* BEGIN Exercise inputs *
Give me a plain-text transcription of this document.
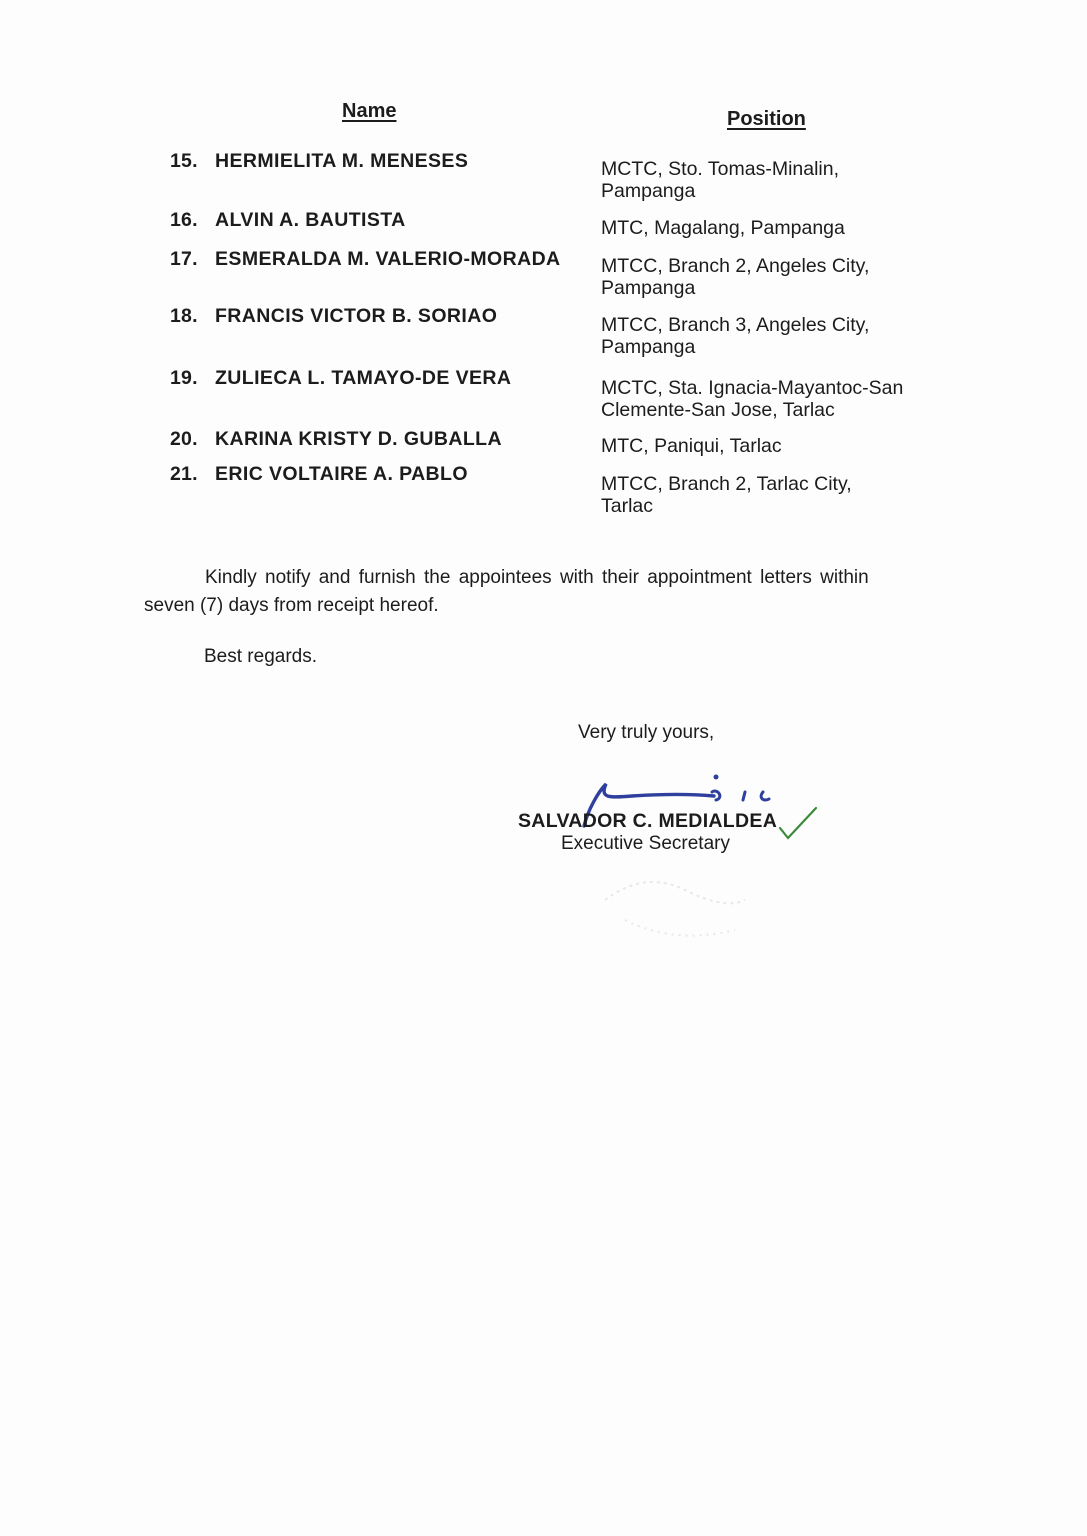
Name	Position
15. HERMIELITA M. MENESES	MCTC, Sto. Tomas-Minalin,
Pampanga
16. ALVIN A. BAUTISTA	MTC, Magalang, Pampanga
17. ESMERALDA M. VALERIO-MORADA MTCC, Branch 2, Angeles City,
Pampanga
18. FRANCIS VICTOR B. SORIAO	MTCC, Branch 3, Angeles City,
Pampanga
19. ZULIECA L. TAMAYO-DE VERA	MCTC, Sta. Ignacia-Mayantoc-San
Clemente-San Jose, Tarlac
20. KARINA KRISTY D. GUBALLA	MTC, Paniqui, Tarlac
21. ERIC VOLTAIRE A. PABLO	MTCC, Branch 2, Tarlac City,
Tarlac
Kindly notify and furnish the appointees with their appointment letters within
seven (7) days from receipt hereof.
Best regards.
Very truly yours,
SALVADOR C. MEDIALDEA
Executive Secretary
* END Exercise inputs *
Written task:
Produce an exact copy of each line of data, skipping embedded images.

Correct output:
Give me a plain-text transcription of this document.
Name	Position
15. HERMIELITA M. MENESES	MCTC, Sto. Tomas-Minalin,
Pampanga
16. ALVIN A. BAUTISTA	MTC, Magalang, Pampanga
17. ESMERALDA M. VALERIO-MORADA MTCC, Branch 2, Angeles City,
Pampanga
18. FRANCIS VICTOR B. SORIAO	MTCC, Branch 3, Angeles City,
Pampanga
19. ZULIECA L. TAMAYO-DE VERA	MCTC, Sta. Ignacia-Mayantoc-San
Clemente-San Jose, Tarlac
20. KARINA KRISTY D. GUBALLA	MTC, Paniqui, Tarlac
21. ERIC VOLTAIRE A. PABLO	MTCC, Branch 2, Tarlac City,
Tarlac
Kindly notify and furnish the appointees with their appointment letters within
seven (7) days from receipt hereof.
Best regards.
Very truly yours,
SALVADOR C. MEDIALDEA
Executive Secretary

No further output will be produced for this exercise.